#### What you have to do:
Reproduce the lines below without any changes, starting with the first line and going on through the line that contains "auto-submit-note: Your rating".

[Records from a collection]
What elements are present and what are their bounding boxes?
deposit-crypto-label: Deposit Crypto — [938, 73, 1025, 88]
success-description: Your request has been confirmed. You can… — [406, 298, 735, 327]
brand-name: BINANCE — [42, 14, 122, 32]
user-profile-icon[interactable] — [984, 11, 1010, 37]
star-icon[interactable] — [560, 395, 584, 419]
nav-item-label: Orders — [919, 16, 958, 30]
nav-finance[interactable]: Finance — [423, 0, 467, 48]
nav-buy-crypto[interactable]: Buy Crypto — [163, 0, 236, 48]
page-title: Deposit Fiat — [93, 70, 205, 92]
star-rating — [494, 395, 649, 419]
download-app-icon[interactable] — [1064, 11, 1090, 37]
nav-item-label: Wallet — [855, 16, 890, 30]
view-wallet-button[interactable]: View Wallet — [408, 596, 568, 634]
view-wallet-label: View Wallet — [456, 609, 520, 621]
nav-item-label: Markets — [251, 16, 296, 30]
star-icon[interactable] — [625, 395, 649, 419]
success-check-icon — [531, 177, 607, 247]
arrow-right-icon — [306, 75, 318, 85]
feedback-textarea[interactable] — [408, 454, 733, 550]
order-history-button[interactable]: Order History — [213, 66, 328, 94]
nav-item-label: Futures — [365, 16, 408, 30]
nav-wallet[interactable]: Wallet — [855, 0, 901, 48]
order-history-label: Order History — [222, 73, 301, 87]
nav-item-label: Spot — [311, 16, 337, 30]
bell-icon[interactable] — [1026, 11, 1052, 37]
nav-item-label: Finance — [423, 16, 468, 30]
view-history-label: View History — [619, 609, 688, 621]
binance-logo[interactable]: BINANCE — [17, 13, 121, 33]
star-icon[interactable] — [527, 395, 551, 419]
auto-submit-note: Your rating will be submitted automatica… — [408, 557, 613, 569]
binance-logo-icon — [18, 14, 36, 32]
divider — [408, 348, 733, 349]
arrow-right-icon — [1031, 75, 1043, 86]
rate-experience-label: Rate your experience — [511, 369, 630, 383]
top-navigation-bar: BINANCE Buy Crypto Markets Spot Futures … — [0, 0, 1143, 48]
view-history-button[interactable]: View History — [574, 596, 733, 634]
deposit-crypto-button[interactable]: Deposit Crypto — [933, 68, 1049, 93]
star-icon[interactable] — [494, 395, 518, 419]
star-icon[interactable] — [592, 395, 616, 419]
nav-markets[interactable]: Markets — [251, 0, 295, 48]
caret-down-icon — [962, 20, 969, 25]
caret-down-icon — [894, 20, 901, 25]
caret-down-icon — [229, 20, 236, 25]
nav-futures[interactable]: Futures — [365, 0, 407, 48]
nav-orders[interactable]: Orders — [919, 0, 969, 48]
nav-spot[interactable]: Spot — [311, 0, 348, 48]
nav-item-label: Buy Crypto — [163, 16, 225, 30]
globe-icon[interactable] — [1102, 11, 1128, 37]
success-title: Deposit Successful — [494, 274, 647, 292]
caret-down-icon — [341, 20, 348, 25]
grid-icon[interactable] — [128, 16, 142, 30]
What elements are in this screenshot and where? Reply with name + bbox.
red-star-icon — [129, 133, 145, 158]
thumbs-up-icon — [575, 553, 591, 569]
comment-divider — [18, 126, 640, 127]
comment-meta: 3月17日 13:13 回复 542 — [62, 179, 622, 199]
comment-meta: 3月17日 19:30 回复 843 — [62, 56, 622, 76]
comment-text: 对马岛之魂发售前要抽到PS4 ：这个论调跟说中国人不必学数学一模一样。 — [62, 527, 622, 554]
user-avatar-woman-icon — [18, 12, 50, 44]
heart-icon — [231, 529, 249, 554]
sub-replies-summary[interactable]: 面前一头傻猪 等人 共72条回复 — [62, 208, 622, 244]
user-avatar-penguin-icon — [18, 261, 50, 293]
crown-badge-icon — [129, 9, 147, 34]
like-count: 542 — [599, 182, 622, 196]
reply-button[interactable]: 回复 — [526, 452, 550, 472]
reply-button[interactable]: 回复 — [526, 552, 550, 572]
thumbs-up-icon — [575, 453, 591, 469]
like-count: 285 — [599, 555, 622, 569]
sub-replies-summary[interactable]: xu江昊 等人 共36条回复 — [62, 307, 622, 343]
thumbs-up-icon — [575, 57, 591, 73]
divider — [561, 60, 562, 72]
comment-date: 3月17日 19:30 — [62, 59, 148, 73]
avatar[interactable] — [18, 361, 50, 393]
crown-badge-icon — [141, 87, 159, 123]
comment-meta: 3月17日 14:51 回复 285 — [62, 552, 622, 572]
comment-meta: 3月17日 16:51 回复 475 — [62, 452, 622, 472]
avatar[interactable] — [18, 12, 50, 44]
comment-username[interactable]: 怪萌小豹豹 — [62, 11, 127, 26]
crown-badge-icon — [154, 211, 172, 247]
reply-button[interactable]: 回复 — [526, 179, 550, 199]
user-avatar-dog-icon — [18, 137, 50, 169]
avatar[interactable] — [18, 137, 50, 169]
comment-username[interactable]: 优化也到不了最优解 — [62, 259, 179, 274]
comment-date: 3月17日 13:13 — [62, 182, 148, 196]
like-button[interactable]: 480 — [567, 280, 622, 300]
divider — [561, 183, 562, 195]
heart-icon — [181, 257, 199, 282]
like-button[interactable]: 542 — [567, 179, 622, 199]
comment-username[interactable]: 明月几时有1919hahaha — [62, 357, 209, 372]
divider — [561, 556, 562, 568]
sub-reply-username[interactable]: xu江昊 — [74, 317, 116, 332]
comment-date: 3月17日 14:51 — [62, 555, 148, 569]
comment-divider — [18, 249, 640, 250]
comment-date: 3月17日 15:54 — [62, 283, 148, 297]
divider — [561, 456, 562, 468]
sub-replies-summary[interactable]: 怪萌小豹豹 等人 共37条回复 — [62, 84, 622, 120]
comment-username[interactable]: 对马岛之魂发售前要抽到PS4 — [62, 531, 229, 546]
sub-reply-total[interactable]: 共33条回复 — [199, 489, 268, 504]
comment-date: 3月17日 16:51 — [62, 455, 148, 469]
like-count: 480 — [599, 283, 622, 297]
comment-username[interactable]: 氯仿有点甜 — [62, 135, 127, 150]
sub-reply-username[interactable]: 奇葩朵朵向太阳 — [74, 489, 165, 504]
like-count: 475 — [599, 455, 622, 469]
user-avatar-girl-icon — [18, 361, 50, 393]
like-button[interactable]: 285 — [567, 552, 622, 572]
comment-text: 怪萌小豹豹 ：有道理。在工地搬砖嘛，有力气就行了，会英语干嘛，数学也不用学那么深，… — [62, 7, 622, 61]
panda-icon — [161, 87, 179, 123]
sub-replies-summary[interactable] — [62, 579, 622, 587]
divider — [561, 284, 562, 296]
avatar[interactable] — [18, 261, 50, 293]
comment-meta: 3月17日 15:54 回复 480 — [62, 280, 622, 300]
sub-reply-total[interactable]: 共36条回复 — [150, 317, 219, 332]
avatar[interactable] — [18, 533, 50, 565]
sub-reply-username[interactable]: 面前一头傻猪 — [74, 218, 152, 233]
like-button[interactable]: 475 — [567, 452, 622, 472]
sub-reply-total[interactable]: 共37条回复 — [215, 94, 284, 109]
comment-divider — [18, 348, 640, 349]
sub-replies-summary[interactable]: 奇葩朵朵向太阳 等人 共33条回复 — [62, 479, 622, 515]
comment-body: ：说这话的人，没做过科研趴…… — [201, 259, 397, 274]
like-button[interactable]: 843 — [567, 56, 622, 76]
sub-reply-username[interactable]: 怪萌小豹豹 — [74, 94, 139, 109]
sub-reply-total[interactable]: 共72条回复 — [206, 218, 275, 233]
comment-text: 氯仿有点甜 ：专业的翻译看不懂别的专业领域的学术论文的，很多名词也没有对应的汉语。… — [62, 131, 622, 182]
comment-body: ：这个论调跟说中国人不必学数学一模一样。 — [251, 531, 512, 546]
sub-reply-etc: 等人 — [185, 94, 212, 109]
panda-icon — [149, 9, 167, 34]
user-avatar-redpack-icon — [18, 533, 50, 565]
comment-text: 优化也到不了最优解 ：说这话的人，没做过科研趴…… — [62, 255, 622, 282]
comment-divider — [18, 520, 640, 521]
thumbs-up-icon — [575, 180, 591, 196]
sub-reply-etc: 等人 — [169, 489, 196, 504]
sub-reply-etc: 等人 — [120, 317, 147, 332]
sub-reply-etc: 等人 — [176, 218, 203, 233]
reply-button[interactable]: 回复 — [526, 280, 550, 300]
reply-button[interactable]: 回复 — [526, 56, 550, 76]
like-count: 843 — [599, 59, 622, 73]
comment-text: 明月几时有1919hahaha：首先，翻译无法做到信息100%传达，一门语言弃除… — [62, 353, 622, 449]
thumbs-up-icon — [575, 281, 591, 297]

#### Task response:
What elements are present and what are their bounding boxes?
deposit-crypto-label: Deposit Crypto — [938, 73, 1025, 88]
success-description: Your request has been confirmed. You can… — [406, 298, 735, 327]
brand-name: BINANCE — [42, 14, 122, 32]
user-profile-icon[interactable] — [984, 11, 1010, 37]
star-icon[interactable] — [560, 395, 584, 419]
nav-item-label: Orders — [919, 16, 958, 30]
nav-finance[interactable]: Finance — [423, 0, 467, 48]
nav-buy-crypto[interactable]: Buy Crypto — [163, 0, 236, 48]
page-title: Deposit Fiat — [93, 70, 205, 92]
star-rating — [494, 395, 649, 419]
download-app-icon[interactable] — [1064, 11, 1090, 37]
nav-item-label: Wallet — [855, 16, 890, 30]
view-wallet-button[interactable]: View Wallet — [408, 596, 568, 634]
view-wallet-label: View Wallet — [456, 609, 520, 621]
nav-item-label: Markets — [251, 16, 296, 30]
star-icon[interactable] — [625, 395, 649, 419]
success-check-icon — [531, 177, 607, 247]
arrow-right-icon — [306, 75, 318, 85]
feedback-textarea[interactable] — [408, 454, 733, 550]
order-history-button[interactable]: Order History — [213, 66, 328, 94]
nav-item-label: Futures — [365, 16, 408, 30]
nav-wallet[interactable]: Wallet — [855, 0, 901, 48]
order-history-label: Order History — [222, 73, 301, 87]
nav-item-label: Spot — [311, 16, 337, 30]
bell-icon[interactable] — [1026, 11, 1052, 37]
nav-item-label: Finance — [423, 16, 468, 30]
view-history-label: View History — [619, 609, 688, 621]
binance-logo[interactable]: BINANCE — [17, 13, 121, 33]
star-icon[interactable] — [527, 395, 551, 419]
auto-submit-note: Your rating will be submitted automatica… — [408, 557, 613, 569]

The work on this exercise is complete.